(Records excerpted from a collection)

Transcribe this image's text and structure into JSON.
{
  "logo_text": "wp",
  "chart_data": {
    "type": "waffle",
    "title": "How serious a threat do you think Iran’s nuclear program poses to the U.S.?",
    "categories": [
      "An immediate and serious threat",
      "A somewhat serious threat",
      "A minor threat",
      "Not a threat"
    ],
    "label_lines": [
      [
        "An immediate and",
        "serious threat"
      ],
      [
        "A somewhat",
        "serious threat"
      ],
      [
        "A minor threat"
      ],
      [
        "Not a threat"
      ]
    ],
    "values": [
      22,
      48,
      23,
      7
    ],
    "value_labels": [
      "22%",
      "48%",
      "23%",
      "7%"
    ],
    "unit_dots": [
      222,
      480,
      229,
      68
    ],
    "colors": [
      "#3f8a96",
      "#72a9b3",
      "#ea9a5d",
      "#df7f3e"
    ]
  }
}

PROBLEM:
Retype the listing above in full, with no alterations.

PROBLEM SOLUTION:
Transcribe this image's text and structure into JSON.
{
  "logo_text": "wp",
  "chart_data": {
    "type": "waffle",
    "title": "How serious a threat do you think Iran’s nuclear program poses to the U.S.?",
    "categories": [
      "An immediate and serious threat",
      "A somewhat serious threat",
      "A minor threat",
      "Not a threat"
    ],
    "label_lines": [
      [
        "An immediate and",
        "serious threat"
      ],
      [
        "A somewhat",
        "serious threat"
      ],
      [
        "A minor threat"
      ],
      [
        "Not a threat"
      ]
    ],
    "values": [
      22,
      48,
      23,
      7
    ],
    "value_labels": [
      "22%",
      "48%",
      "23%",
      "7%"
    ],
    "unit_dots": [
      222,
      480,
      229,
      68
    ],
    "colors": [
      "#3f8a96",
      "#72a9b3",
      "#ea9a5d",
      "#df7f3e"
    ]
  }
}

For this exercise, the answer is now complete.